- WORK TO COMPLETE -
The data below should be printed in full, exactly, and without any of its images.

- GIVEN RECORDS -
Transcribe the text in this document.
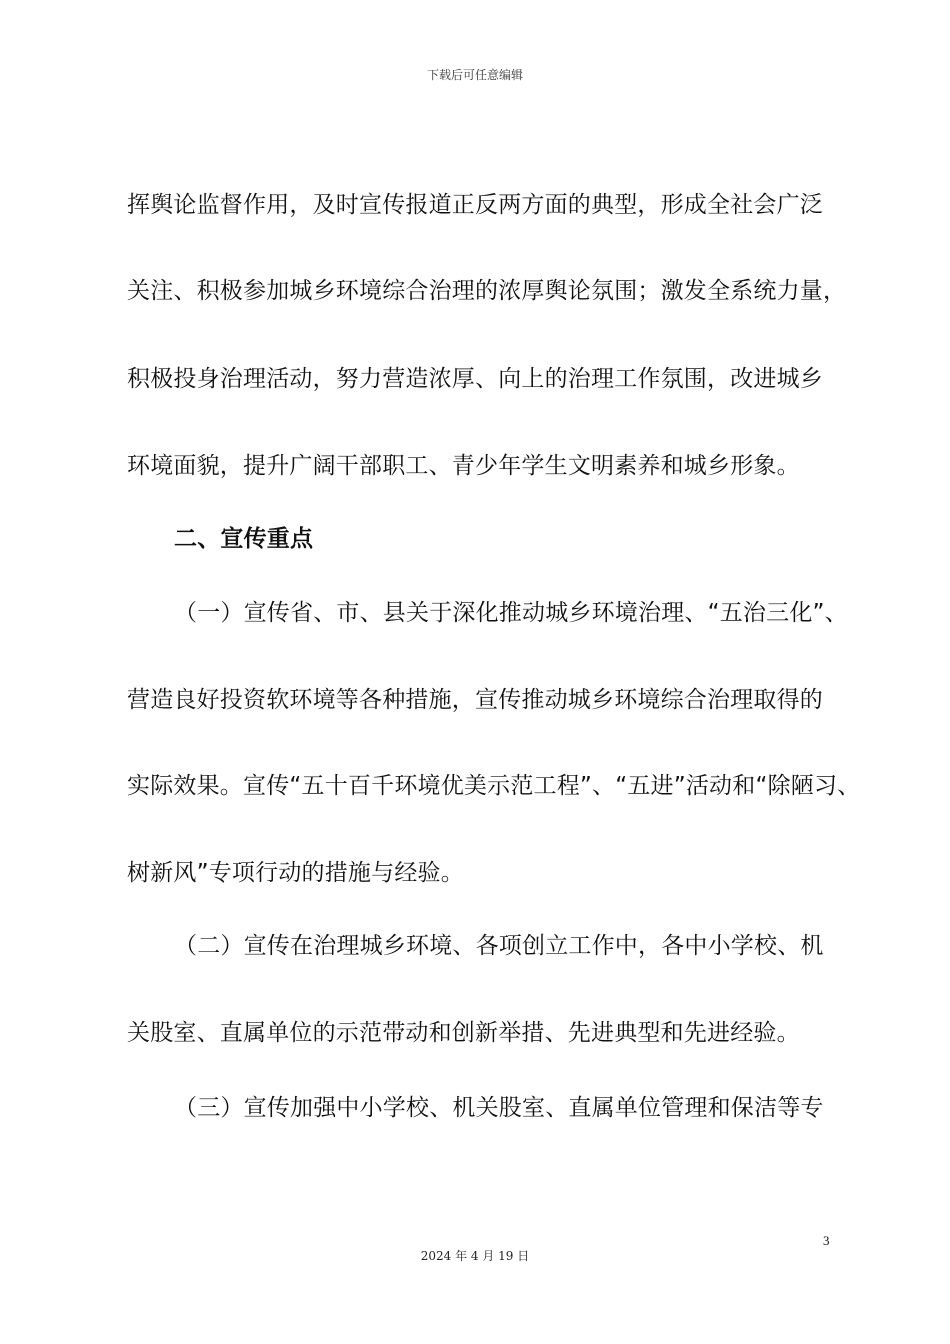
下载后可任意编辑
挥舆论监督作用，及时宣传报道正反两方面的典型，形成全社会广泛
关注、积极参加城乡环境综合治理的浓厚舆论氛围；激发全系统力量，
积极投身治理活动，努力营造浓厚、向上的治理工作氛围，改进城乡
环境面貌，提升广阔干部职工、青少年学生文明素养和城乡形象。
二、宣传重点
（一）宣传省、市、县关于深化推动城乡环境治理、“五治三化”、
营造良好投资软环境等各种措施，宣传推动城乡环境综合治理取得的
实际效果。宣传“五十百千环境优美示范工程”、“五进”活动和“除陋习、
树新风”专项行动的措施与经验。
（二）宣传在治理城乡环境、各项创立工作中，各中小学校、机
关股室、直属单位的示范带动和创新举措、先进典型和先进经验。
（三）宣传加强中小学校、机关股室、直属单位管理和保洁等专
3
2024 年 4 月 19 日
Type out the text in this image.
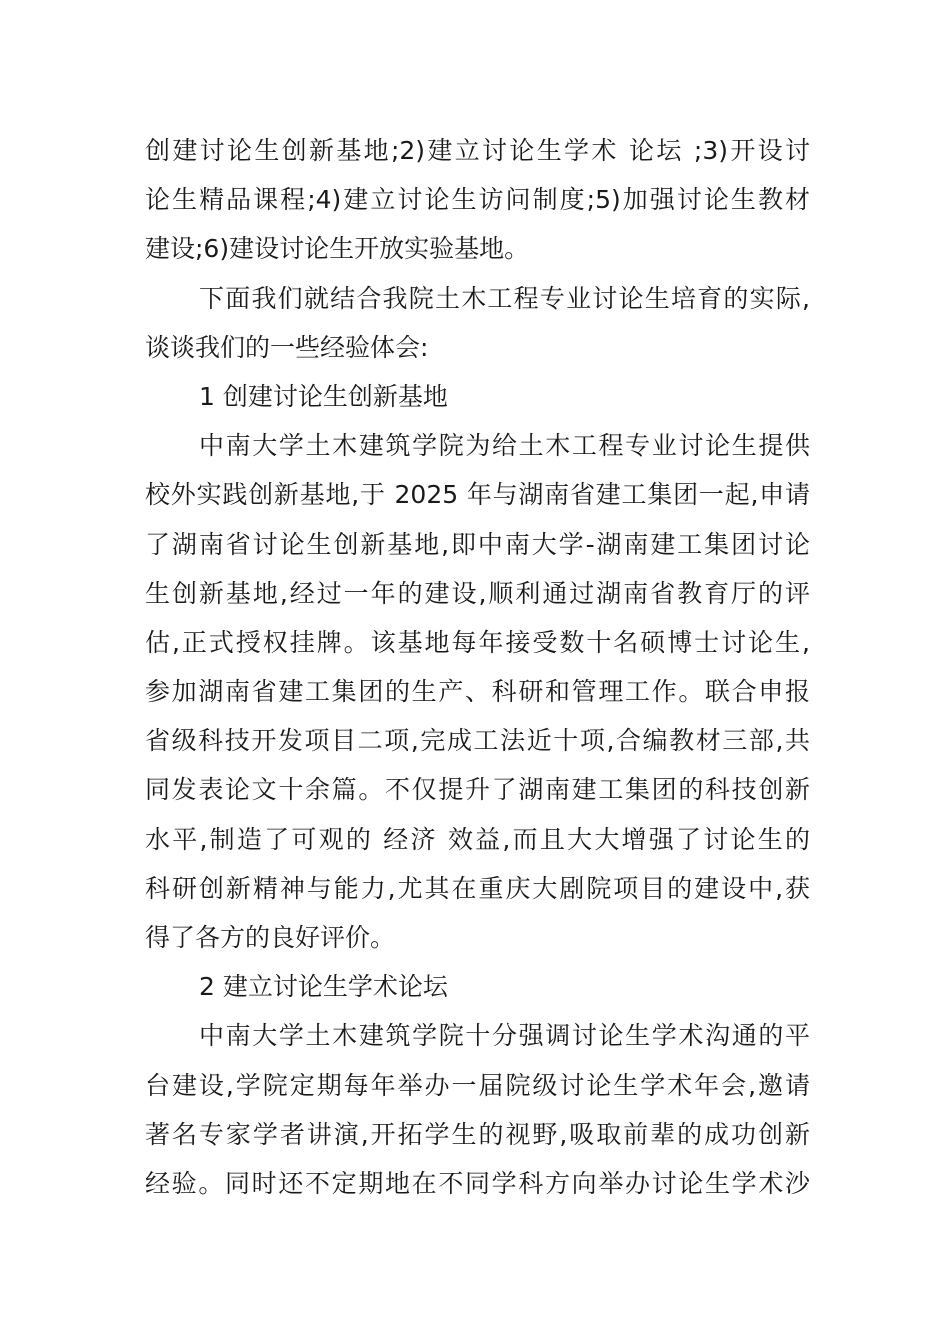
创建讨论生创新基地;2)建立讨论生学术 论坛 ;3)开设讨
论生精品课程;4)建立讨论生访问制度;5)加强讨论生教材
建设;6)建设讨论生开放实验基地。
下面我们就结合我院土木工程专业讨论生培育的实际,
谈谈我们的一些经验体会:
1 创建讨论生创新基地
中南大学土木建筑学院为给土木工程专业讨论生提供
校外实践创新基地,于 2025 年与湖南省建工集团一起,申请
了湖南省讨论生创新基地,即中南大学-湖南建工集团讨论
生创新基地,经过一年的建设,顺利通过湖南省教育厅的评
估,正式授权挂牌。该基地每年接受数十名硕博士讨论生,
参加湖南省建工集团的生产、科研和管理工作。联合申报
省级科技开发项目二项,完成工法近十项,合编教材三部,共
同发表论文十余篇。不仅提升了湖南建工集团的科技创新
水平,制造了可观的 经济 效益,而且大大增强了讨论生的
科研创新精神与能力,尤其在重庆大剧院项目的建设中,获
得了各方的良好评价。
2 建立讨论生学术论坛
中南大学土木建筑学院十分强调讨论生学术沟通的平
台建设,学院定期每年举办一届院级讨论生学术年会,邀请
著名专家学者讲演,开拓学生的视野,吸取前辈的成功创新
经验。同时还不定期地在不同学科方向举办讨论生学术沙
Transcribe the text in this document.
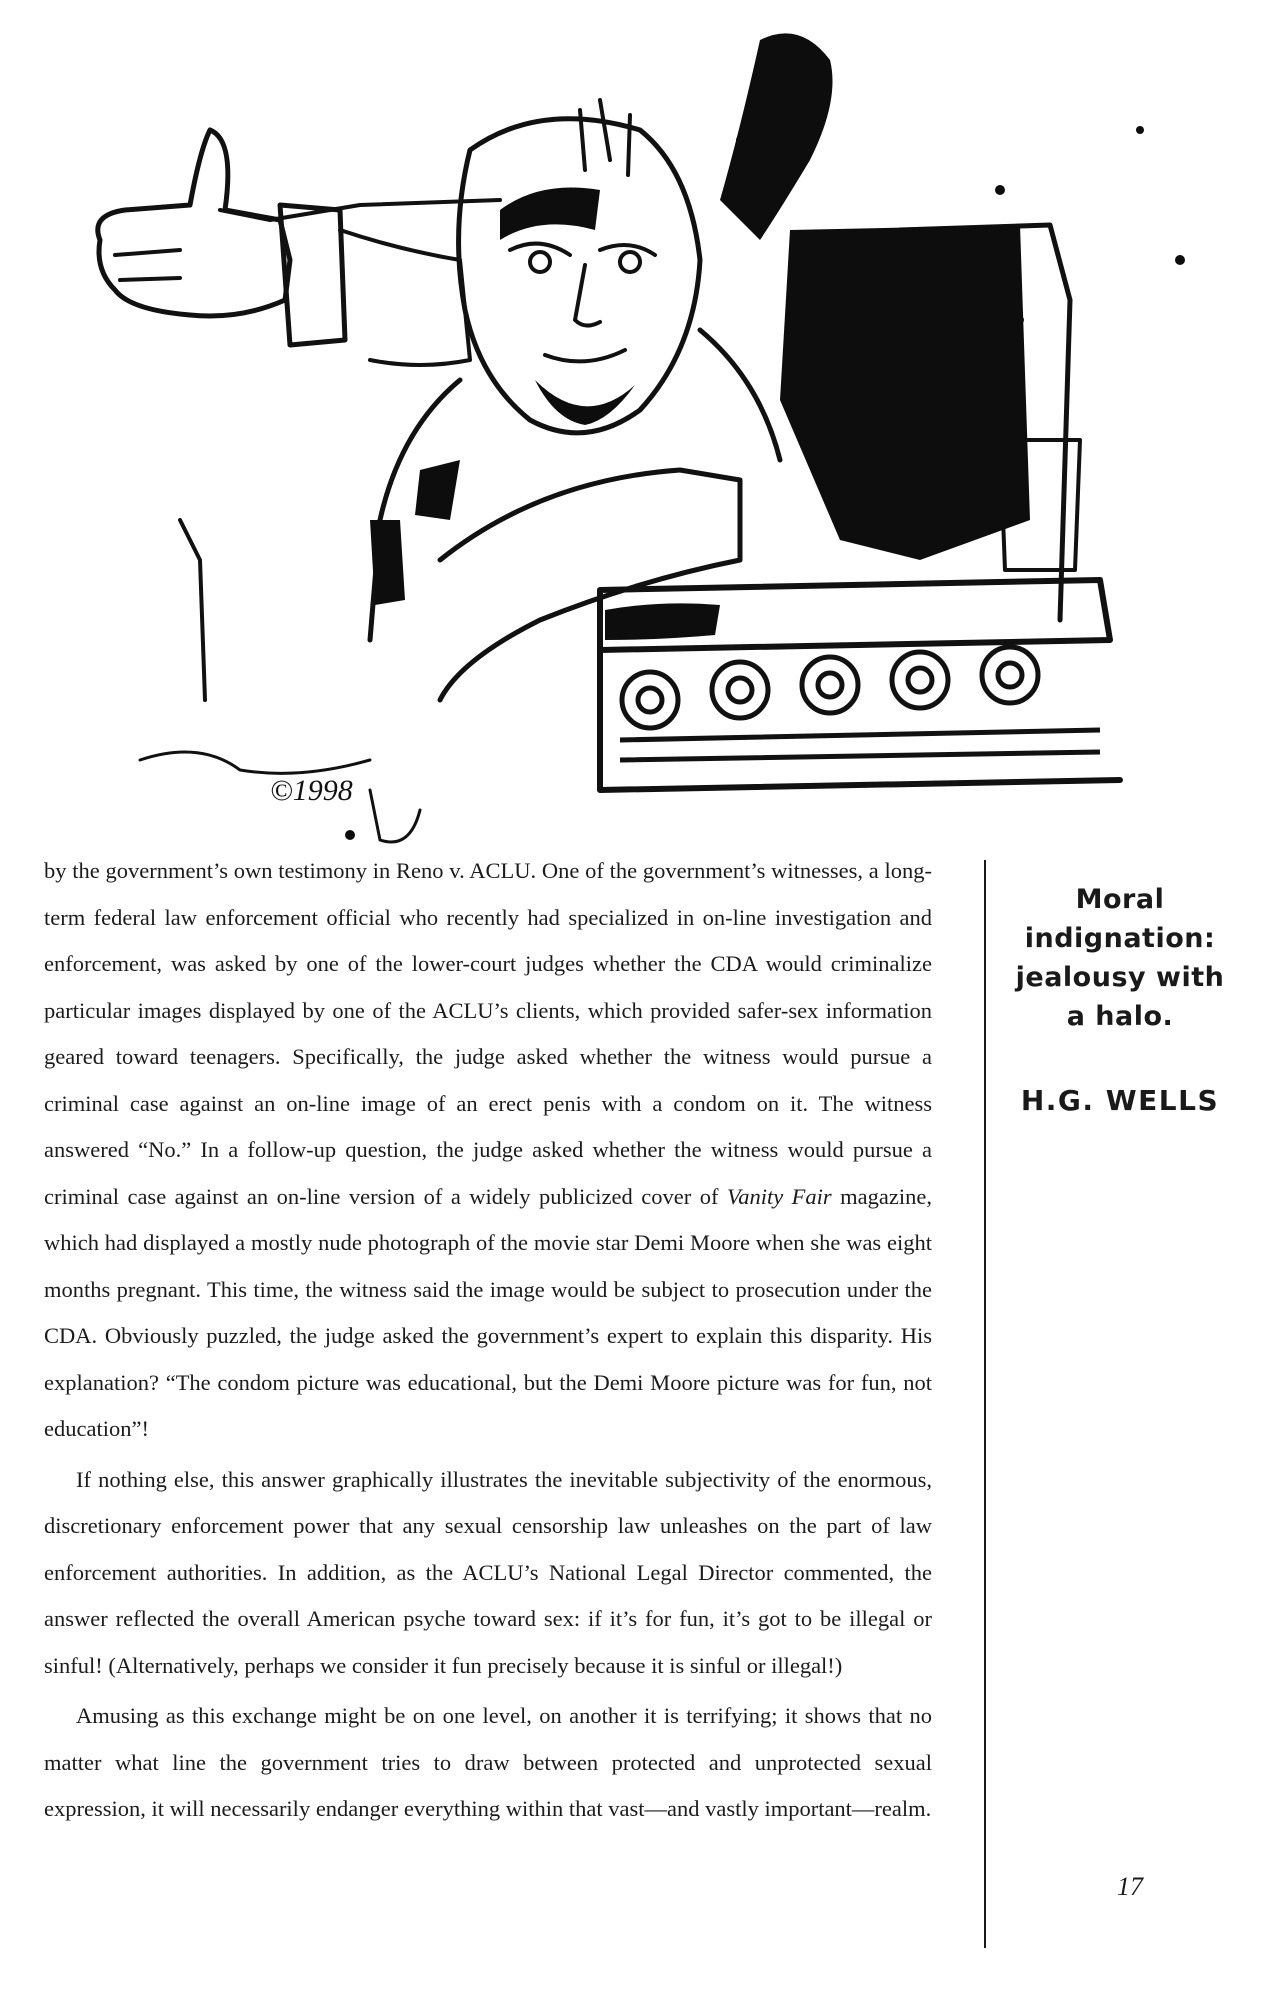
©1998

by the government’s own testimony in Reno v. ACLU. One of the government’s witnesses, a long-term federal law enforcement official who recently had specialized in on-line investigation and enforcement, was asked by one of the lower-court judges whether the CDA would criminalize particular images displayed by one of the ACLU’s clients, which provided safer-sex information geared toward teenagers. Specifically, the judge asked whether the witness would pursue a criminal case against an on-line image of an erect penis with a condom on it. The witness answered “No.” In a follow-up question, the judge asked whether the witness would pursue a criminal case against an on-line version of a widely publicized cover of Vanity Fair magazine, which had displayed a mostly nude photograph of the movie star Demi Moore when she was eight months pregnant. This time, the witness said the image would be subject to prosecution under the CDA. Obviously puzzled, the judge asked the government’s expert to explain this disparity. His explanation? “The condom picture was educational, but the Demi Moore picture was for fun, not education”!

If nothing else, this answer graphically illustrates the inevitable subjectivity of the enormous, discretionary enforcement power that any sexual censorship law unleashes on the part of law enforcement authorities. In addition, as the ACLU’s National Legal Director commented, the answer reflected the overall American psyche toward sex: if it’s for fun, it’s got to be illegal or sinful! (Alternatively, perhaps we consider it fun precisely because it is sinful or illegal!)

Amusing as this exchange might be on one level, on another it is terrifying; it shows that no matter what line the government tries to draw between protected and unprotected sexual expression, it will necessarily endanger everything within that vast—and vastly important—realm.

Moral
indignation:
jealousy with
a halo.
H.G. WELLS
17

- ANSWER FOR THE TASK -
Transcribe the text in this document.
下载后可任意编辑
挥舆论监督作用，及时宣传报道正反两方面的典型，形成全社会广泛
关注、积极参加城乡环境综合治理的浓厚舆论氛围；激发全系统力量，
积极投身治理活动，努力营造浓厚、向上的治理工作氛围，改进城乡
环境面貌，提升广阔干部职工、青少年学生文明素养和城乡形象。
二、宣传重点
（一）宣传省、市、县关于深化推动城乡环境治理、“五治三化”、
营造良好投资软环境等各种措施，宣传推动城乡环境综合治理取得的
实际效果。宣传“五十百千环境优美示范工程”、“五进”活动和“除陋习、
树新风”专项行动的措施与经验。
（二）宣传在治理城乡环境、各项创立工作中，各中小学校、机
关股室、直属单位的示范带动和创新举措、先进典型和先进经验。
（三）宣传加强中小学校、机关股室、直属单位管理和保洁等专
3
2024 年 4 月 19 日
Type out the text in this image.
创建讨论生创新基地;2)建立讨论生学术 论坛 ;3)开设讨
论生精品课程;4)建立讨论生访问制度;5)加强讨论生教材
建设;6)建设讨论生开放实验基地。
下面我们就结合我院土木工程专业讨论生培育的实际,
谈谈我们的一些经验体会:
1 创建讨论生创新基地
中南大学土木建筑学院为给土木工程专业讨论生提供
校外实践创新基地,于 2025 年与湖南省建工集团一起,申请
了湖南省讨论生创新基地,即中南大学-湖南建工集团讨论
生创新基地,经过一年的建设,顺利通过湖南省教育厅的评
估,正式授权挂牌。该基地每年接受数十名硕博士讨论生,
参加湖南省建工集团的生产、科研和管理工作。联合申报
省级科技开发项目二项,完成工法近十项,合编教材三部,共
同发表论文十余篇。不仅提升了湖南建工集团的科技创新
水平,制造了可观的 经济 效益,而且大大增强了讨论生的
科研创新精神与能力,尤其在重庆大剧院项目的建设中,获
得了各方的良好评价。
2 建立讨论生学术论坛
中南大学土木建筑学院十分强调讨论生学术沟通的平
台建设,学院定期每年举办一届院级讨论生学术年会,邀请
著名专家学者讲演,开拓学生的视野,吸取前辈的成功创新
经验。同时还不定期地在不同学科方向举办讨论生学术沙
Transcribe the text in this document.
©1998

by the government’s own testimony in Reno v. ACLU. One of the government’s witnesses, a long-term federal law enforcement official who recently had specialized in on-line investigation and enforcement, was asked by one of the lower-court judges whether the CDA would criminalize particular images displayed by one of the ACLU’s clients, which provided safer-sex information geared toward teenagers. Specifically, the judge asked whether the witness would pursue a criminal case against an on-line image of an erect penis with a condom on it. The witness answered “No.” In a follow-up question, the judge asked whether the witness would pursue a criminal case against an on-line version of a widely publicized cover of Vanity Fair magazine, which had displayed a mostly nude photograph of the movie star Demi Moore when she was eight months pregnant. This time, the witness said the image would be subject to prosecution under the CDA. Obviously puzzled, the judge asked the government’s expert to explain this disparity. His explanation? “The condom picture was educational, but the Demi Moore picture was for fun, not education”!

If nothing else, this answer graphically illustrates the inevitable subjectivity of the enormous, discretionary enforcement power that any sexual censorship law unleashes on the part of law enforcement authorities. In addition, as the ACLU’s National Legal Director commented, the answer reflected the overall American psyche toward sex: if it’s for fun, it’s got to be illegal or sinful! (Alternatively, perhaps we consider it fun precisely because it is sinful or illegal!)

Amusing as this exchange might be on one level, on another it is terrifying; it shows that no matter what line the government tries to draw between protected and unprotected sexual expression, it will necessarily endanger everything within that vast—and vastly important—realm.

Moral
indignation:
jealousy with
a halo.
H.G. WELLS
17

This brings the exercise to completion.